» The request:
Return all the data, word for word.

::::::::::

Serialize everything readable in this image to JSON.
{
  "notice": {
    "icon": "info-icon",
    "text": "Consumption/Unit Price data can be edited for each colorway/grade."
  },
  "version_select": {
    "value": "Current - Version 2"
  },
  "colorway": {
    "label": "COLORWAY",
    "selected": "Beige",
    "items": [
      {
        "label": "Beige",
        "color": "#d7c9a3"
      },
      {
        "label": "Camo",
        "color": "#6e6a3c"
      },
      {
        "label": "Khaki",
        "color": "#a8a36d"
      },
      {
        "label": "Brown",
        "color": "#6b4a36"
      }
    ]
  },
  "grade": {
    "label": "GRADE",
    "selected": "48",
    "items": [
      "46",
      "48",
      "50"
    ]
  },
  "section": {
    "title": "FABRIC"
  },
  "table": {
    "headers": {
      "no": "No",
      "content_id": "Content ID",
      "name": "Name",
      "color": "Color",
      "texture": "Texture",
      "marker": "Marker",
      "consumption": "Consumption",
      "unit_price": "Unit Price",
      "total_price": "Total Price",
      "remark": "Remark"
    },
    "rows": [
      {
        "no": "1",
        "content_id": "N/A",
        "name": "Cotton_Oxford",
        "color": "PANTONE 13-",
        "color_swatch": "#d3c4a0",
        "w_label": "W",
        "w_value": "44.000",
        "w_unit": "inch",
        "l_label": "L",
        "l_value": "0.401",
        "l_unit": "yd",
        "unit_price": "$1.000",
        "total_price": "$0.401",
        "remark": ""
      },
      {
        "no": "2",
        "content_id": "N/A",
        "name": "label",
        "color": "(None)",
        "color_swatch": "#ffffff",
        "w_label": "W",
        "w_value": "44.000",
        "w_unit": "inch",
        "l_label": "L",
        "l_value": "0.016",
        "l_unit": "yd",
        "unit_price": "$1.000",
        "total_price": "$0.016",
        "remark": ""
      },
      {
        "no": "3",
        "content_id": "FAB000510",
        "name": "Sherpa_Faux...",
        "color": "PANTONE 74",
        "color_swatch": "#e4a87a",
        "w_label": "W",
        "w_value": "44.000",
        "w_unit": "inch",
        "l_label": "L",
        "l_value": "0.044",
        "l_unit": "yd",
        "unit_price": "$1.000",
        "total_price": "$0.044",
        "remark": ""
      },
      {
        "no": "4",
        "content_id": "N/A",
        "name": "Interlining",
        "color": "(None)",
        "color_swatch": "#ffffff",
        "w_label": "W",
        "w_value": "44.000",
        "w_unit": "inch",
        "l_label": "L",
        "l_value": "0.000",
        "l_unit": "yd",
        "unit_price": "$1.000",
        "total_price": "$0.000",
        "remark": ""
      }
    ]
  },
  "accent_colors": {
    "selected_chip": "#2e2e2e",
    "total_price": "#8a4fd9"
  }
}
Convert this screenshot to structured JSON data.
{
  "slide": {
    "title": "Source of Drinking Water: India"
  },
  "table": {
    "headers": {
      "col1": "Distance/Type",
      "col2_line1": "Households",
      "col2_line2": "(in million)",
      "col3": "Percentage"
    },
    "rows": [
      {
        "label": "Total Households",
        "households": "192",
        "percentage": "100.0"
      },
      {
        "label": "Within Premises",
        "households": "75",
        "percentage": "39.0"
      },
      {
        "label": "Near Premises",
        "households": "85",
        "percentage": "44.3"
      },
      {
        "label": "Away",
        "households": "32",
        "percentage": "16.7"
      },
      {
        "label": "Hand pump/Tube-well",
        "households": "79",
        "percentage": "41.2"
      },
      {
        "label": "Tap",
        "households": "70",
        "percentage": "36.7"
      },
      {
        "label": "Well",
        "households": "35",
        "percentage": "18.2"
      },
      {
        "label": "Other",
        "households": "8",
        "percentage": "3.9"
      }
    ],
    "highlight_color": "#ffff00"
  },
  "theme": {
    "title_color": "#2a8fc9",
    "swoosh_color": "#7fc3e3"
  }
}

::::::::::

» Answer for this exercise:
Serialize everything readable in this image to JSON.
{
  "notice": {
    "icon": "info-icon",
    "text": "Consumption/Unit Price data can be edited for each colorway/grade."
  },
  "version_select": {
    "value": "Current - Version 2"
  },
  "colorway": {
    "label": "COLORWAY",
    "selected": "Beige",
    "items": [
      {
        "label": "Beige",
        "color": "#d7c9a3"
      },
      {
        "label": "Camo",
        "color": "#6e6a3c"
      },
      {
        "label": "Khaki",
        "color": "#a8a36d"
      },
      {
        "label": "Brown",
        "color": "#6b4a36"
      }
    ]
  },
  "grade": {
    "label": "GRADE",
    "selected": "48",
    "items": [
      "46",
      "48",
      "50"
    ]
  },
  "section": {
    "title": "FABRIC"
  },
  "table": {
    "headers": {
      "no": "No",
      "content_id": "Content ID",
      "name": "Name",
      "color": "Color",
      "texture": "Texture",
      "marker": "Marker",
      "consumption": "Consumption",
      "unit_price": "Unit Price",
      "total_price": "Total Price",
      "remark": "Remark"
    },
    "rows": [
      {
        "no": "1",
        "content_id": "N/A",
        "name": "Cotton_Oxford",
        "color": "PANTONE 13-",
        "color_swatch": "#d3c4a0",
        "w_label": "W",
        "w_value": "44.000",
        "w_unit": "inch",
        "l_label": "L",
        "l_value": "0.401",
        "l_unit": "yd",
        "unit_price": "$1.000",
        "total_price": "$0.401",
        "remark": ""
      },
      {
        "no": "2",
        "content_id": "N/A",
        "name": "label",
        "color": "(None)",
        "color_swatch": "#ffffff",
        "w_label": "W",
        "w_value": "44.000",
        "w_unit": "inch",
        "l_label": "L",
        "l_value": "0.016",
        "l_unit": "yd",
        "unit_price": "$1.000",
        "total_price": "$0.016",
        "remark": ""
      },
      {
        "no": "3",
        "content_id": "FAB000510",
        "name": "Sherpa_Faux...",
        "color": "PANTONE 74",
        "color_swatch": "#e4a87a",
        "w_label": "W",
        "w_value": "44.000",
        "w_unit": "inch",
        "l_label": "L",
        "l_value": "0.044",
        "l_unit": "yd",
        "unit_price": "$1.000",
        "total_price": "$0.044",
        "remark": ""
      },
      {
        "no": "4",
        "content_id": "N/A",
        "name": "Interlining",
        "color": "(None)",
        "color_swatch": "#ffffff",
        "w_label": "W",
        "w_value": "44.000",
        "w_unit": "inch",
        "l_label": "L",
        "l_value": "0.000",
        "l_unit": "yd",
        "unit_price": "$1.000",
        "total_price": "$0.000",
        "remark": ""
      }
    ]
  },
  "accent_colors": {
    "selected_chip": "#2e2e2e",
    "total_price": "#8a4fd9"
  }
}
Convert this screenshot to structured JSON data.
{
  "slide": {
    "title": "Source of Drinking Water: India"
  },
  "table": {
    "headers": {
      "col1": "Distance/Type",
      "col2_line1": "Households",
      "col2_line2": "(in million)",
      "col3": "Percentage"
    },
    "rows": [
      {
        "label": "Total Households",
        "households": "192",
        "percentage": "100.0"
      },
      {
        "label": "Within Premises",
        "households": "75",
        "percentage": "39.0"
      },
      {
        "label": "Near Premises",
        "households": "85",
        "percentage": "44.3"
      },
      {
        "label": "Away",
        "households": "32",
        "percentage": "16.7"
      },
      {
        "label": "Hand pump/Tube-well",
        "households": "79",
        "percentage": "41.2"
      },
      {
        "label": "Tap",
        "households": "70",
        "percentage": "36.7"
      },
      {
        "label": "Well",
        "households": "35",
        "percentage": "18.2"
      },
      {
        "label": "Other",
        "households": "8",
        "percentage": "3.9"
      }
    ],
    "highlight_color": "#ffff00"
  },
  "theme": {
    "title_color": "#2a8fc9",
    "swoosh_color": "#7fc3e3"
  }
}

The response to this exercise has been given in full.